Data items:
_ _ _
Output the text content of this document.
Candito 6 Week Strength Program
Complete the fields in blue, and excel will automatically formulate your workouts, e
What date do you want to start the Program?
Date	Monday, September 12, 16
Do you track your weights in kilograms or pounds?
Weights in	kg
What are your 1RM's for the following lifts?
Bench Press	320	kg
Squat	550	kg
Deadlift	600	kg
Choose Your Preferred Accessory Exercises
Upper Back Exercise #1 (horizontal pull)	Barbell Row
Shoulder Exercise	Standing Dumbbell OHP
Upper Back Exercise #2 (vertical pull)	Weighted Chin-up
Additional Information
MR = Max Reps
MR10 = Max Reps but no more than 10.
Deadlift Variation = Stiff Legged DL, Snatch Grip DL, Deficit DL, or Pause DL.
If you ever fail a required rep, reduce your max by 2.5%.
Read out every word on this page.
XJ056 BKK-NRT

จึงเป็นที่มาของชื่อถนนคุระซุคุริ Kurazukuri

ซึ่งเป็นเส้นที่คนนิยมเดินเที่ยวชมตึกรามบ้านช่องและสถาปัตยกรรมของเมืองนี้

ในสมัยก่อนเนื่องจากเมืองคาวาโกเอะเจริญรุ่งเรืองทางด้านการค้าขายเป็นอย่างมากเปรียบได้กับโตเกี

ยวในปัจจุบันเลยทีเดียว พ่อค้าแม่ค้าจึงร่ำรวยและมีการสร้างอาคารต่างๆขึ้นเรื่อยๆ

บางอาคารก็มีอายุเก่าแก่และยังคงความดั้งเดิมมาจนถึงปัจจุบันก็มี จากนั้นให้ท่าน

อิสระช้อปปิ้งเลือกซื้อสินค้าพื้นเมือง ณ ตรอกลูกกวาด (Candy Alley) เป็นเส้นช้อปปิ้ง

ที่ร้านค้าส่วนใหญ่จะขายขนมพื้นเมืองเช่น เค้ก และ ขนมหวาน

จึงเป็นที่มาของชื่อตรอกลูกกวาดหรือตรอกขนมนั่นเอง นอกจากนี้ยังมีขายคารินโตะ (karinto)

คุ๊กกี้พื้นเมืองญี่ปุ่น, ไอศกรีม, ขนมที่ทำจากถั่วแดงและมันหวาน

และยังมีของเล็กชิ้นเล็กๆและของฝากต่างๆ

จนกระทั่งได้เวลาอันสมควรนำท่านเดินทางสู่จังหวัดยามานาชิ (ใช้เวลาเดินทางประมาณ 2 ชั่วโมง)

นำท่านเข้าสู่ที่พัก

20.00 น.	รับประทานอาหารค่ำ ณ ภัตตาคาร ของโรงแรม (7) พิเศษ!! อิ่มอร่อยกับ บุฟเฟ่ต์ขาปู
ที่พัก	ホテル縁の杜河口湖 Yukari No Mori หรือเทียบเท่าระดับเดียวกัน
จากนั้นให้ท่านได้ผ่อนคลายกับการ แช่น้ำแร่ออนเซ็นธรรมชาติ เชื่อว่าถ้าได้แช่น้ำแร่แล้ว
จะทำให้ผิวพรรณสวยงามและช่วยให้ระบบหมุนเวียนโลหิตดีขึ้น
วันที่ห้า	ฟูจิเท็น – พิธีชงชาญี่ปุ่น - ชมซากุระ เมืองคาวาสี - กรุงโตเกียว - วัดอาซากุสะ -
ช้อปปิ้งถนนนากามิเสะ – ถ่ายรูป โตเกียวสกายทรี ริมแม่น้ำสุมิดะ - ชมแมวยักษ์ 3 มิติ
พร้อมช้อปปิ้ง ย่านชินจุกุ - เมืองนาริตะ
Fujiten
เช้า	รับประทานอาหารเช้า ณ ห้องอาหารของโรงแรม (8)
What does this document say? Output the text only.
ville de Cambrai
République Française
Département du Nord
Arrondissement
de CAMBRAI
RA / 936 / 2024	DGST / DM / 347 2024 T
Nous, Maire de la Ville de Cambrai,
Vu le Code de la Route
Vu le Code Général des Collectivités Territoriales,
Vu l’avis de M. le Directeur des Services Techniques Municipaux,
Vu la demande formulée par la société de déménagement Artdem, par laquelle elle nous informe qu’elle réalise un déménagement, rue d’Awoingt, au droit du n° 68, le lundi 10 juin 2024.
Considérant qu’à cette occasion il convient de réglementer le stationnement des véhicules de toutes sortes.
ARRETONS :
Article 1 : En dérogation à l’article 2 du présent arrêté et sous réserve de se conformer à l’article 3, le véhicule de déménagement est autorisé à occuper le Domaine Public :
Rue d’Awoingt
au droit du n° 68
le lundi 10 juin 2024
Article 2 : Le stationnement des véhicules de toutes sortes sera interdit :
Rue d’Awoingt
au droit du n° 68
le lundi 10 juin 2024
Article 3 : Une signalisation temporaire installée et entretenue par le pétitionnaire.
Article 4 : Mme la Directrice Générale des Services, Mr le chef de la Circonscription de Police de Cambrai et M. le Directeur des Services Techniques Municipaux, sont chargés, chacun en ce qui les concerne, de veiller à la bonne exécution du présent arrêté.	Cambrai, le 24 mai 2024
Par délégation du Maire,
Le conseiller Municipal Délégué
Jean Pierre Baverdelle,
_ _ _
[EXERCISE INSTRUCTIONS]
Your task is to repeat every line exactly.

[COMPLETE RESPONSE]
Output the text content of this document.
Candito 6 Week Strength Program
Complete the fields in blue, and excel will automatically formulate your workouts, e
What date do you want to start the Program?
Date	Monday, September 12, 16
Do you track your weights in kilograms or pounds?
Weights in	kg
What are your 1RM's for the following lifts?
Bench Press	320	kg
Squat	550	kg
Deadlift	600	kg
Choose Your Preferred Accessory Exercises
Upper Back Exercise #1 (horizontal pull)	Barbell Row
Shoulder Exercise	Standing Dumbbell OHP
Upper Back Exercise #2 (vertical pull)	Weighted Chin-up
Additional Information
MR = Max Reps
MR10 = Max Reps but no more than 10.
Deadlift Variation = Stiff Legged DL, Snatch Grip DL, Deficit DL, or Pause DL.
If you ever fail a required rep, reduce your max by 2.5%.
Read out every word on this page.
XJ056 BKK-NRT

จึงเป็นที่มาของชื่อถนนคุระซุคุริ Kurazukuri

ซึ่งเป็นเส้นที่คนนิยมเดินเที่ยวชมตึกรามบ้านช่องและสถาปัตยกรรมของเมืองนี้

ในสมัยก่อนเนื่องจากเมืองคาวาโกเอะเจริญรุ่งเรืองทางด้านการค้าขายเป็นอย่างมากเปรียบได้กับโตเกี

ยวในปัจจุบันเลยทีเดียว พ่อค้าแม่ค้าจึงร่ำรวยและมีการสร้างอาคารต่างๆขึ้นเรื่อยๆ

บางอาคารก็มีอายุเก่าแก่และยังคงความดั้งเดิมมาจนถึงปัจจุบันก็มี จากนั้นให้ท่าน

อิสระช้อปปิ้งเลือกซื้อสินค้าพื้นเมือง ณ ตรอกลูกกวาด (Candy Alley) เป็นเส้นช้อปปิ้ง

ที่ร้านค้าส่วนใหญ่จะขายขนมพื้นเมืองเช่น เค้ก และ ขนมหวาน

จึงเป็นที่มาของชื่อตรอกลูกกวาดหรือตรอกขนมนั่นเอง นอกจากนี้ยังมีขายคารินโตะ (karinto)

คุ๊กกี้พื้นเมืองญี่ปุ่น, ไอศกรีม, ขนมที่ทำจากถั่วแดงและมันหวาน

และยังมีของเล็กชิ้นเล็กๆและของฝากต่างๆ

จนกระทั่งได้เวลาอันสมควรนำท่านเดินทางสู่จังหวัดยามานาชิ (ใช้เวลาเดินทางประมาณ 2 ชั่วโมง)

นำท่านเข้าสู่ที่พัก

20.00 น.	รับประทานอาหารค่ำ ณ ภัตตาคาร ของโรงแรม (7) พิเศษ!! อิ่มอร่อยกับ บุฟเฟ่ต์ขาปู
ที่พัก	ホテル縁の杜河口湖 Yukari No Mori หรือเทียบเท่าระดับเดียวกัน
จากนั้นให้ท่านได้ผ่อนคลายกับการ แช่น้ำแร่ออนเซ็นธรรมชาติ เชื่อว่าถ้าได้แช่น้ำแร่แล้ว
จะทำให้ผิวพรรณสวยงามและช่วยให้ระบบหมุนเวียนโลหิตดีขึ้น
วันที่ห้า	ฟูจิเท็น – พิธีชงชาญี่ปุ่น - ชมซากุระ เมืองคาวาสี - กรุงโตเกียว - วัดอาซากุสะ -
ช้อปปิ้งถนนนากามิเสะ – ถ่ายรูป โตเกียวสกายทรี ริมแม่น้ำสุมิดะ - ชมแมวยักษ์ 3 มิติ
พร้อมช้อปปิ้ง ย่านชินจุกุ - เมืองนาริตะ
Fujiten
เช้า	รับประทานอาหารเช้า ณ ห้องอาหารของโรงแรม (8)
What does this document say? Output the text only.
ville de Cambrai
République Française
Département du Nord
Arrondissement
de CAMBRAI
RA / 936 / 2024	DGST / DM / 347 2024 T
Nous, Maire de la Ville de Cambrai,
Vu le Code de la Route
Vu le Code Général des Collectivités Territoriales,
Vu l’avis de M. le Directeur des Services Techniques Municipaux,
Vu la demande formulée par la société de déménagement Artdem, par laquelle elle nous informe qu’elle réalise un déménagement, rue d’Awoingt, au droit du n° 68, le lundi 10 juin 2024.
Considérant qu’à cette occasion il convient de réglementer le stationnement des véhicules de toutes sortes.
ARRETONS :
Article 1 : En dérogation à l’article 2 du présent arrêté et sous réserve de se conformer à l’article 3, le véhicule de déménagement est autorisé à occuper le Domaine Public :
Rue d’Awoingt
au droit du n° 68
le lundi 10 juin 2024
Article 2 : Le stationnement des véhicules de toutes sortes sera interdit :
Rue d’Awoingt
au droit du n° 68
le lundi 10 juin 2024
Article 3 : Une signalisation temporaire installée et entretenue par le pétitionnaire.
Article 4 : Mme la Directrice Générale des Services, Mr le chef de la Circonscription de Police de Cambrai et M. le Directeur des Services Techniques Municipaux, sont chargés, chacun en ce qui les concerne, de veiller à la bonne exécution du présent arrêté.	Cambrai, le 24 mai 2024
Par délégation du Maire,
Le conseiller Municipal Délégué
Jean Pierre Baverdelle,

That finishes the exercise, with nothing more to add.